Stored entries:
= = = = = = =

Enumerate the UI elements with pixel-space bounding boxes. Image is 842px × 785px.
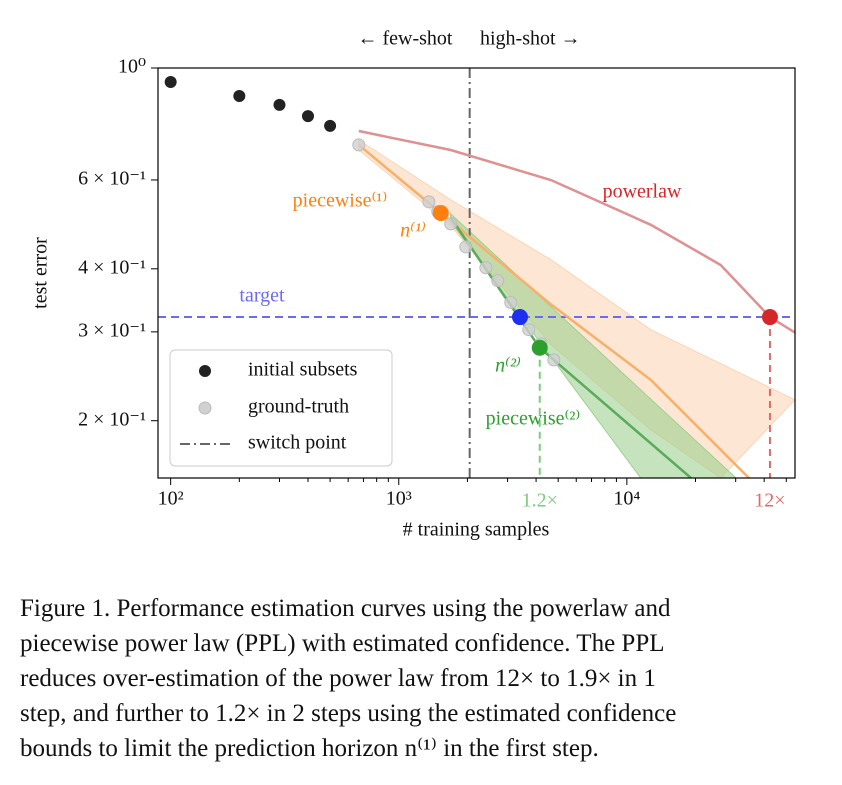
y-tick-label: 3 × 10⁻¹ <box>78 319 146 341</box>
curve-label: powerlaw <box>603 181 682 203</box>
y-tick-label: 6 × 10⁻¹ <box>78 168 146 190</box>
overlay: 10² 10³ 10⁴ 10⁰ 6 × 10⁻¹ 4 × 10⁻¹ 3 × 10⁻¹ 2 × … <box>78 56 787 512</box>
confidence-band <box>450 212 737 478</box>
target-label: target <box>239 285 285 307</box>
ground-truth-point <box>504 296 518 310</box>
estimate-point <box>432 205 449 222</box>
header-left: ← few-shot <box>358 28 453 50</box>
legend-label: ground-truth <box>248 396 349 418</box>
caption-line: reduces over-estimation of the power law… <box>20 665 656 692</box>
plot-area <box>158 68 795 478</box>
ground-truth-point <box>491 274 505 288</box>
caption-line: step, and further to 1.2× in 2 steps usi… <box>20 700 676 727</box>
initial-point <box>233 90 246 103</box>
header-right: high-shot → <box>480 28 581 50</box>
y-tick-label: 2 × 10⁻¹ <box>78 408 146 430</box>
legend-label: switch point <box>248 432 347 454</box>
estimate-point <box>531 339 548 356</box>
y-axis-label: test error <box>30 237 52 309</box>
initial-point <box>273 98 286 111</box>
curve-label: piecewise⁽²⁾ <box>486 408 581 430</box>
x-tick-label: 10³ <box>386 488 412 510</box>
caption-line: piecewise power law (PPL) with estimated… <box>20 630 665 657</box>
ground-truth-point <box>422 195 436 209</box>
curve <box>358 143 750 478</box>
ground-truth-point <box>547 353 561 367</box>
confidence-band <box>358 139 795 478</box>
legend-box <box>169 349 393 467</box>
ground-truth-point <box>479 261 493 275</box>
ground-truth-point <box>352 138 366 152</box>
initial-point <box>301 110 314 123</box>
legend-marker <box>198 401 212 415</box>
caption-line: bounds to limit the prediction horizon n… <box>20 735 599 762</box>
ground-truth-point <box>459 240 473 254</box>
horizon-label: 1.2× <box>522 490 558 512</box>
legend-marker <box>199 365 211 377</box>
ground-truth-point <box>522 323 536 337</box>
plot-frame <box>157 67 796 479</box>
caption-line: Figure 1. Performance estimation curves … <box>20 595 671 622</box>
initial-point <box>164 76 177 89</box>
legend: initial subsets ground-truth switch point <box>169 349 393 467</box>
estimate-point <box>511 309 528 326</box>
y-tick-label: 10⁰ <box>118 56 146 78</box>
x-tick-label: 10² <box>158 488 184 510</box>
y-tick-label: 4 × 10⁻¹ <box>78 256 146 278</box>
horizon-label: 12× <box>754 490 785 512</box>
point-label: n⁽²⁾ <box>495 355 521 377</box>
point-label: n⁽¹⁾ <box>400 220 426 242</box>
estimate-point <box>761 309 778 326</box>
x-tick-label: 10⁴ <box>613 488 640 510</box>
curve-label: piecewise⁽¹⁾ <box>293 190 388 212</box>
initial-point <box>324 119 337 132</box>
legend-label: initial subsets <box>248 359 358 381</box>
caption: Figure 1. Performance estimation curves … <box>20 595 676 762</box>
x-axis-label: # training samples <box>403 519 550 541</box>
ground-truth-point <box>444 217 458 231</box>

= = = = = = =

## [What you are asked to do]
Reproduce every entry above verbatim, line for line, and omit the images from your output.

## [Exercise solution]
Enumerate the UI elements with pixel-space bounding boxes. Image is 842px × 785px.
y-tick-label: 3 × 10⁻¹ <box>78 319 146 341</box>
curve-label: powerlaw <box>603 181 682 203</box>
y-tick-label: 6 × 10⁻¹ <box>78 168 146 190</box>
overlay: 10² 10³ 10⁴ 10⁰ 6 × 10⁻¹ 4 × 10⁻¹ 3 × 10⁻¹ 2 × … <box>78 56 787 512</box>
confidence-band <box>450 212 737 478</box>
target-label: target <box>239 285 285 307</box>
ground-truth-point <box>504 296 518 310</box>
estimate-point <box>432 205 449 222</box>
header-left: ← few-shot <box>358 28 453 50</box>
legend-label: ground-truth <box>248 396 349 418</box>
caption-line: reduces over-estimation of the power law… <box>20 665 656 692</box>
plot-area <box>158 68 795 478</box>
ground-truth-point <box>491 274 505 288</box>
caption-line: step, and further to 1.2× in 2 steps usi… <box>20 700 676 727</box>
initial-point <box>233 90 246 103</box>
header-right: high-shot → <box>480 28 581 50</box>
y-tick-label: 2 × 10⁻¹ <box>78 408 146 430</box>
legend-label: switch point <box>248 432 347 454</box>
estimate-point <box>531 339 548 356</box>
y-axis-label: test error <box>30 237 52 309</box>
initial-point <box>273 98 286 111</box>
curve-label: piecewise⁽²⁾ <box>486 408 581 430</box>
x-tick-label: 10³ <box>386 488 412 510</box>
caption-line: piecewise power law (PPL) with estimated… <box>20 630 665 657</box>
ground-truth-point <box>422 195 436 209</box>
curve <box>358 143 750 478</box>
ground-truth-point <box>547 353 561 367</box>
confidence-band <box>358 139 795 478</box>
legend-box <box>169 349 393 467</box>
ground-truth-point <box>479 261 493 275</box>
ground-truth-point <box>352 138 366 152</box>
initial-point <box>301 110 314 123</box>
legend-marker <box>198 401 212 415</box>
caption-line: bounds to limit the prediction horizon n… <box>20 735 599 762</box>
ground-truth-point <box>459 240 473 254</box>
horizon-label: 1.2× <box>522 490 558 512</box>
legend-marker <box>199 365 211 377</box>
ground-truth-point <box>522 323 536 337</box>
plot-frame <box>157 67 796 479</box>
caption-line: Figure 1. Performance estimation curves … <box>20 595 671 622</box>
initial-point <box>164 76 177 89</box>
legend: initial subsets ground-truth switch point <box>169 349 393 467</box>
estimate-point <box>511 309 528 326</box>
y-tick-label: 10⁰ <box>118 56 146 78</box>
x-tick-label: 10² <box>158 488 184 510</box>
y-tick-label: 4 × 10⁻¹ <box>78 256 146 278</box>
horizon-label: 12× <box>754 490 785 512</box>
point-label: n⁽²⁾ <box>495 355 521 377</box>
point-label: n⁽¹⁾ <box>400 220 426 242</box>
estimate-point <box>761 309 778 326</box>
x-tick-label: 10⁴ <box>613 488 640 510</box>
curve-label: piecewise⁽¹⁾ <box>293 190 388 212</box>
initial-point <box>324 119 337 132</box>
legend-label: initial subsets <box>248 359 358 381</box>
caption: Figure 1. Performance estimation curves … <box>20 595 676 762</box>
x-axis-label: # training samples <box>403 519 550 541</box>
ground-truth-point <box>444 217 458 231</box>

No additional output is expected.